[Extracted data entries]
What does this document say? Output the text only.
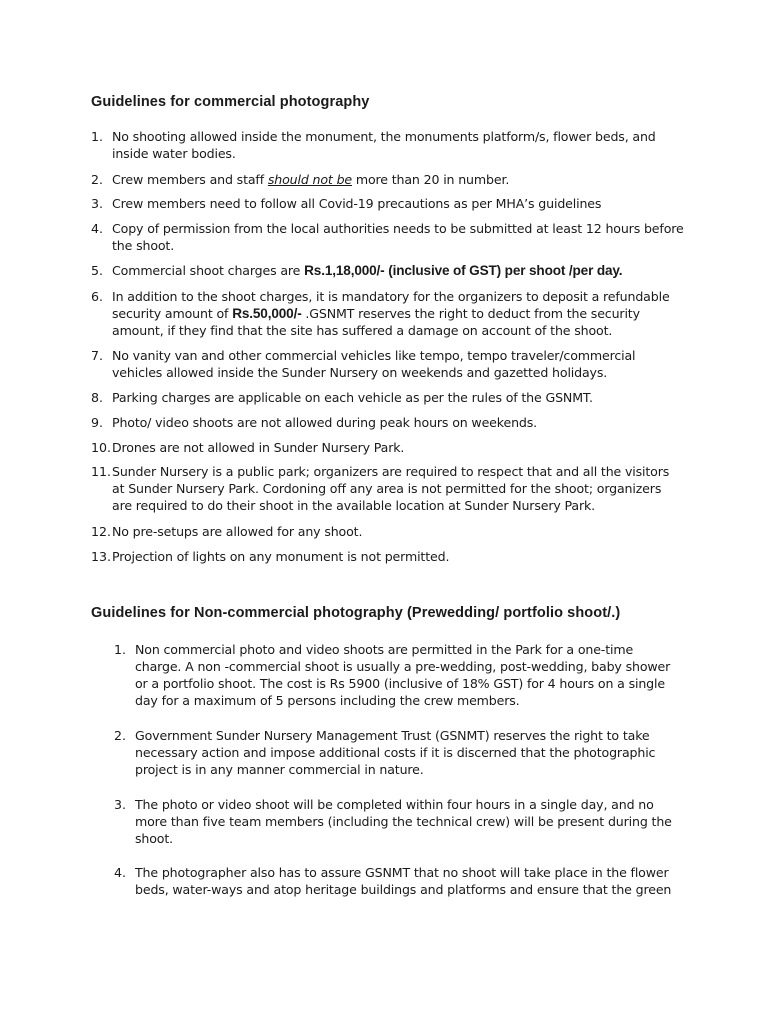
Guidelines for commercial photography
1. No shooting allowed inside the monument, the monuments platform/s, flower beds, and
inside water bodies.
2. Crew members and staff should not be more than 20 in number.
3. Crew members need to follow all Covid-19 precautions as per MHA’s guidelines
4. Copy of permission from the local authorities needs to be submitted at least 12 hours before
the shoot.
5. Commercial shoot charges are Rs.1,18,000/- (inclusive of GST) per shoot /per day.
6. In addition to the shoot charges, it is mandatory for the organizers to deposit a refundable
security amount of Rs.50,000/- .GSNMT reserves the right to deduct from the security
amount, if they find that the site has suffered a damage on account of the shoot.
7. No vanity van and other commercial vehicles like tempo, tempo traveler/commercial
vehicles allowed inside the Sunder Nursery on weekends and gazetted holidays.
8. Parking charges are applicable on each vehicle as per the rules of the GSNMT.
9. Photo/ video shoots are not allowed during peak hours on weekends.
10. Drones are not allowed in Sunder Nursery Park.
11. Sunder Nursery is a public park; organizers are required to respect that and all the visitors
at Sunder Nursery Park. Cordoning off any area is not permitted for the shoot; organizers
are required to do their shoot in the available location at Sunder Nursery Park.
12. No pre-setups are allowed for any shoot.
13. Projection of lights on any monument is not permitted.
Guidelines for Non-commercial photography (Prewedding/ portfolio shoot/.)
1. Non commercial photo and video shoots are permitted in the Park for a one-time
charge. A non -commercial shoot is usually a pre-wedding, post-wedding, baby shower
or a portfolio shoot. The cost is Rs 5900 (inclusive of 18% GST) for 4 hours on a single
day for a maximum of 5 persons including the crew members.
2. Government Sunder Nursery Management Trust (GSNMT) reserves the right to take
necessary action and impose additional costs if it is discerned that the photographic
project is in any manner commercial in nature.
3. The photo or video shoot will be completed within four hours in a single day, and no
more than five team members (including the technical crew) will be present during the
shoot.
4. The photographer also has to assure GSNMT that no shoot will take place in the flower
beds, water-ways and atop heritage buildings and platforms and ensure that the green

WRITTEN TASK — Set down the records in full and exactly. Do not carry over any image.

THE REPLY —
What does this document say? Output the text only.
Guidelines for commercial photography
1. No shooting allowed inside the monument, the monuments platform/s, flower beds, and
inside water bodies.
2. Crew members and staff should not be more than 20 in number.
3. Crew members need to follow all Covid-19 precautions as per MHA’s guidelines
4. Copy of permission from the local authorities needs to be submitted at least 12 hours before
the shoot.
5. Commercial shoot charges are Rs.1,18,000/- (inclusive of GST) per shoot /per day.
6. In addition to the shoot charges, it is mandatory for the organizers to deposit a refundable
security amount of Rs.50,000/- .GSNMT reserves the right to deduct from the security
amount, if they find that the site has suffered a damage on account of the shoot.
7. No vanity van and other commercial vehicles like tempo, tempo traveler/commercial
vehicles allowed inside the Sunder Nursery on weekends and gazetted holidays.
8. Parking charges are applicable on each vehicle as per the rules of the GSNMT.
9. Photo/ video shoots are not allowed during peak hours on weekends.
10. Drones are not allowed in Sunder Nursery Park.
11. Sunder Nursery is a public park; organizers are required to respect that and all the visitors
at Sunder Nursery Park. Cordoning off any area is not permitted for the shoot; organizers
are required to do their shoot in the available location at Sunder Nursery Park.
12. No pre-setups are allowed for any shoot.
13. Projection of lights on any monument is not permitted.
Guidelines for Non-commercial photography (Prewedding/ portfolio shoot/.)
1. Non commercial photo and video shoots are permitted in the Park for a one-time
charge. A non -commercial shoot is usually a pre-wedding, post-wedding, baby shower
or a portfolio shoot. The cost is Rs 5900 (inclusive of 18% GST) for 4 hours on a single
day for a maximum of 5 persons including the crew members.
2. Government Sunder Nursery Management Trust (GSNMT) reserves the right to take
necessary action and impose additional costs if it is discerned that the photographic
project is in any manner commercial in nature.
3. The photo or video shoot will be completed within four hours in a single day, and no
more than five team members (including the technical crew) will be present during the
shoot.
4. The photographer also has to assure GSNMT that no shoot will take place in the flower
beds, water-ways and atop heritage buildings and platforms and ensure that the green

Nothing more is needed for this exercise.